Now, this researcher, like all empirical researchers, added statistical groupings in to protected against the confounding effects of age, sex (male/female) and age*sex interaction. They didn’t account for any number of other confounding factors, though. Besides which, the simplest retort is that gay kids could quite easily be the target of abuse simply because they are gay (reverse causality).

Ok, now that we’ve talked causality, let’s look at the actual numbers used in the study: 12,992 people were surveyed in the New Zealand national mental health survey. Of these, only 0.6% identified as bisexual and 0.8% homosexual. That’s 101 bisexual people and 106 gay people. Interestingly, 0.4% (about 50 people) reported “other” or “don’t know” as an answer to that question and were excluded from the analysis.

Hmm, at this point common sense should be kicking in: how can we compare the thousands of straight people to the 106 gay people and make confident claims about the differences between the groups for the rest of the country? The effect of one or two anomalies in the gay population will have a much bigger effect than the same in the straight population. The researcher attempts to do this by running a linear regression with covariates for sex (male/female), and sex * age interaction. So far so good. She then calculates what’s known as an odds ratio, which is often used in clinical trials to determine the “risk” of certain outcomes based on certain treatments.

The weak thing about her statistics is buried in the text in a little white lie about “confidence intervals”. In most of the cases, where she’s trying to make a statement like “homosexuals are more likely to have been abused as a child” what she should say is “with 95% confidence, homosexuals are more or less likely to have been abused as a child” which, as you know, means absolutely nothing.

A confidence interval measures the uncertainty we have about generalizing a finding to a wider population given our sample size. A wide confidence interval (such as the ones in this study) indicate that the sample size is too small to have any useful statistical power, and so more samples should be collected. An odds ratio confidence interval including the value “1” means: “we can’t say either way” or “too close to call”. An ethical researcher would have made that quite clear.

Stored records:

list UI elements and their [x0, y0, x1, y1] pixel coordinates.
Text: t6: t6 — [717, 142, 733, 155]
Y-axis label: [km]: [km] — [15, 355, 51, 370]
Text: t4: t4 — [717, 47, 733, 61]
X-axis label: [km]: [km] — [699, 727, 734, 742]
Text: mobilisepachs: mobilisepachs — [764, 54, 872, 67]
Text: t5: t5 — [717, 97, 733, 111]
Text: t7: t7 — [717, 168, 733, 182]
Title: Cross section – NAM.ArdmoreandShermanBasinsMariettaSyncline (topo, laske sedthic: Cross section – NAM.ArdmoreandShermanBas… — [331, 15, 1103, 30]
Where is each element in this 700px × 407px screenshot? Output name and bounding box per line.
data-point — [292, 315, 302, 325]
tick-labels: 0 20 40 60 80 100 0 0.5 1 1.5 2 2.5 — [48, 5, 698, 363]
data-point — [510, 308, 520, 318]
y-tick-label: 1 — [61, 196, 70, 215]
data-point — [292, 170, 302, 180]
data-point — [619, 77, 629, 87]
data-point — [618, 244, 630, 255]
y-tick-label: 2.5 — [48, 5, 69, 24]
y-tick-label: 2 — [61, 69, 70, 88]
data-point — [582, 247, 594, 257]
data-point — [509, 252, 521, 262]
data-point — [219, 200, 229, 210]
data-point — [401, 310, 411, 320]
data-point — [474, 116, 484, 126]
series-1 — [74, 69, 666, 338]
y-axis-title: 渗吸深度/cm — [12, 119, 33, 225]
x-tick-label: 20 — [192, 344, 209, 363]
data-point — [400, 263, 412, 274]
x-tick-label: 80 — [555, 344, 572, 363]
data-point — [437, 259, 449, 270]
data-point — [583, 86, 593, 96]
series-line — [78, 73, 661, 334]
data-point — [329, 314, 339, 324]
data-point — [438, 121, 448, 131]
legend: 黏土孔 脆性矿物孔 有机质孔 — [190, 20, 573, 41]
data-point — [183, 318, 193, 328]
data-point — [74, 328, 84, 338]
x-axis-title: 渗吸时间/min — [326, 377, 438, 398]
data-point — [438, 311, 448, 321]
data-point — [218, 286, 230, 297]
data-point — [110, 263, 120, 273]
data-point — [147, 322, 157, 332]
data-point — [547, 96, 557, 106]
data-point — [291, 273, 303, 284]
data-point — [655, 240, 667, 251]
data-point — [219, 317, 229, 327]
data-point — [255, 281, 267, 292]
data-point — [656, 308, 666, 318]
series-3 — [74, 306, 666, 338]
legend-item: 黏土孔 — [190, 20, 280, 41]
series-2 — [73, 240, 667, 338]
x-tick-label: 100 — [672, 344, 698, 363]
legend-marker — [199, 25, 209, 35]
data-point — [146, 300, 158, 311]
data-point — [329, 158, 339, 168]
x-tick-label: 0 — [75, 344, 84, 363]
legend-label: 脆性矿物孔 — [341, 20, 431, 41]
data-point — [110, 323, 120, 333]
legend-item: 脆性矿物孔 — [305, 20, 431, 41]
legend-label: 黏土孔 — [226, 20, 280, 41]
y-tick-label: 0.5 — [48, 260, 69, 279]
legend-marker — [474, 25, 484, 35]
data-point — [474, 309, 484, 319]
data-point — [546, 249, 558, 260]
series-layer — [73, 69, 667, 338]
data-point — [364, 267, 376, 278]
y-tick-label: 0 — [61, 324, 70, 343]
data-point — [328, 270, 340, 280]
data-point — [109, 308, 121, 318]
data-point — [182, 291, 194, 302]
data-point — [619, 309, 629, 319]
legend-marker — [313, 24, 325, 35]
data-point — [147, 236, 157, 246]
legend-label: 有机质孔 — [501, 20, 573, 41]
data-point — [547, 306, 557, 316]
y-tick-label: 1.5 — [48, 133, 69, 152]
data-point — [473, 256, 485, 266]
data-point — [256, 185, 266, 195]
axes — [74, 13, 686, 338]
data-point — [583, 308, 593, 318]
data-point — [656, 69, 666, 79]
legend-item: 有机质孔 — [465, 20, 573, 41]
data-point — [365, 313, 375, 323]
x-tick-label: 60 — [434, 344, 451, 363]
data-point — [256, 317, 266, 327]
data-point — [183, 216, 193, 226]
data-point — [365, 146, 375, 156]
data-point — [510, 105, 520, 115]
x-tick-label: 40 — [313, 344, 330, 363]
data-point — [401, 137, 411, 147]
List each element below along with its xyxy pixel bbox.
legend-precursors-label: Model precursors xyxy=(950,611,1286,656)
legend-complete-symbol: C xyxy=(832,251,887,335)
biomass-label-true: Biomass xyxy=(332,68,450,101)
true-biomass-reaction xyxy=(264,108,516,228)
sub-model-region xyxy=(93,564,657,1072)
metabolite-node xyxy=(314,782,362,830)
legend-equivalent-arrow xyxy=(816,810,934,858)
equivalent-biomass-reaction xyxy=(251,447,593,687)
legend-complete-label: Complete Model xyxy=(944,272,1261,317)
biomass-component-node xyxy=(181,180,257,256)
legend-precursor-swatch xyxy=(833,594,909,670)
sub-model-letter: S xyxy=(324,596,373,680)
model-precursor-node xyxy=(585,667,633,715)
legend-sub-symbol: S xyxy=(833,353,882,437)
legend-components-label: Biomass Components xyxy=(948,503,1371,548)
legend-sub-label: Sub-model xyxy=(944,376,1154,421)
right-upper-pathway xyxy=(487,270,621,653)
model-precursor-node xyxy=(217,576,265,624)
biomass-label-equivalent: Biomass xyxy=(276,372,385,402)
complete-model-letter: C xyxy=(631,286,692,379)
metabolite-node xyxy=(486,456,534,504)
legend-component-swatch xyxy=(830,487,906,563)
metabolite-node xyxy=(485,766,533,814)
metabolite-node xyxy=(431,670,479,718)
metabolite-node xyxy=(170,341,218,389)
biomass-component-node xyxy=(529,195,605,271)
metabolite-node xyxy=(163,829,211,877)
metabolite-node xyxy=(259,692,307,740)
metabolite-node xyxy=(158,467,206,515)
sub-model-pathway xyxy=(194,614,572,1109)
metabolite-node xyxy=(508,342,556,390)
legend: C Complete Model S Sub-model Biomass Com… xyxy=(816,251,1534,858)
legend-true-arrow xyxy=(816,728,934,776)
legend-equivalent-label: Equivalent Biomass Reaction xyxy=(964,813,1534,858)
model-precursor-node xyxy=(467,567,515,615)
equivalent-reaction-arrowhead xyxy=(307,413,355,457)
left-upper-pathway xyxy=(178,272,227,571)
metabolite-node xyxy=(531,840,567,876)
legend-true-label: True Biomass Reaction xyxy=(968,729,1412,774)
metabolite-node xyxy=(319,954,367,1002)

▶ _EXERCISE DESCRIPTION_:
Extend the critique of the New Zealand survey study from its final sentence, keeping its voice and line of argument.

▶ _RESULT OF THE TASK_:
Looking at the raw stats, as a researcher I would be kind of disappointed. Only one of the stats relating to gay people and adverse events during childhood “treatment” had  a confidence interval  that didn’t include 1 (this was sexual assault with values of 1.4 to 5), still rather tenuous if you ask me, given the fact that the confidence interval is so broad. I am happy for her to report on those stats where there actually is statistical power, but the media have been erroneously treating every one of her claims as statistically significant.

Add to this the fact that the researcher explicitly chose not to differentiate the 18% of gay people who stated they never had gay sex, and the whopping 30% of bisexuals who reported the same and the conclusions the researcher makes become very shaky indeed. She is conflating two of the three components of sexuality: sexual identity and sexual behavior and treating them as the same thing, while at the same time appealing to these constructs to validate her research.

So, why am I annoyed? Researchers into the effects of drugs do this all the time: lies, damn lies and statistics as they call it. Well, soon after this researcher got her 15 minutes on TV, my mum called me, one of her half-pleading questions was “what did we do wrong?”

Also, a friend of mine is a gay man who was abused as a child. He knew he was gay before he was abused, but at least one doctor has said to him that he was gay because of the abuse. It’s an insidious thought, a compelling one, because if homosexuality is an effect of some negative event, then if we can treat it, we can cure it and make people normal again.

My advice: sharpen your pencil and get a bigger sample size if you want to make the generalizations you claim. Better yet, have a think about the questions you’re asking and try see if maybe the questions even make sense.